◆ DATA FOR PROCESSING
** start **

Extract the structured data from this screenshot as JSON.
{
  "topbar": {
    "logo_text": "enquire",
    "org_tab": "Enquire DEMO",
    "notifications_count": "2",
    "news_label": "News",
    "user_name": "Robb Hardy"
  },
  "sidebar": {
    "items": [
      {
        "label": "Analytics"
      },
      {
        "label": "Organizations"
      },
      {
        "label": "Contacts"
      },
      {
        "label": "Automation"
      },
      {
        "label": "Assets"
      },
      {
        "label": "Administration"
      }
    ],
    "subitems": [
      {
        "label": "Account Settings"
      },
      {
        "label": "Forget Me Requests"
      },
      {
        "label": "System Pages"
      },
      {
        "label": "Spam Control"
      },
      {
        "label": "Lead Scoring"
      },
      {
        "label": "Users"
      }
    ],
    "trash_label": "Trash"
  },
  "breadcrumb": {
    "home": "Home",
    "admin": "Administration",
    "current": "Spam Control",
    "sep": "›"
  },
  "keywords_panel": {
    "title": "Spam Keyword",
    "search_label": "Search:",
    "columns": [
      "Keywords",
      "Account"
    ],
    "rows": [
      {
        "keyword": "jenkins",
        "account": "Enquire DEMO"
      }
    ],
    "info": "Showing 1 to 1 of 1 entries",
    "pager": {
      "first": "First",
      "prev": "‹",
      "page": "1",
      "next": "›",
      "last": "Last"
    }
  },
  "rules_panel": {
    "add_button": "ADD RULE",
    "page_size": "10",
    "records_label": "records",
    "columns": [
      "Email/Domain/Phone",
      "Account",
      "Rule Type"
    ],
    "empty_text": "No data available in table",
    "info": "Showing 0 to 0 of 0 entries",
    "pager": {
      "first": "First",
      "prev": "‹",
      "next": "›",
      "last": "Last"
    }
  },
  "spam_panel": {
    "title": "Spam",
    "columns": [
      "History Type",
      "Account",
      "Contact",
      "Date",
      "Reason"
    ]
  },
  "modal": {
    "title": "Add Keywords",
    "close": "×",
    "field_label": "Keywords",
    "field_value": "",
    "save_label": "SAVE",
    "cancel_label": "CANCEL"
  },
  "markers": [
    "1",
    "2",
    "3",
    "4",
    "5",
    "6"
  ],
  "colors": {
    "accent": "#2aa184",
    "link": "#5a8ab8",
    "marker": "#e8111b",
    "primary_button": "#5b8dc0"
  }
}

** end **

◆ REQUEST
Extract every line above containing the word "DEMO".

◆ ANSWER TO THIS PROBLEM
    "org_tab": "Enquire DEMO",
        "account": "Enquire DEMO"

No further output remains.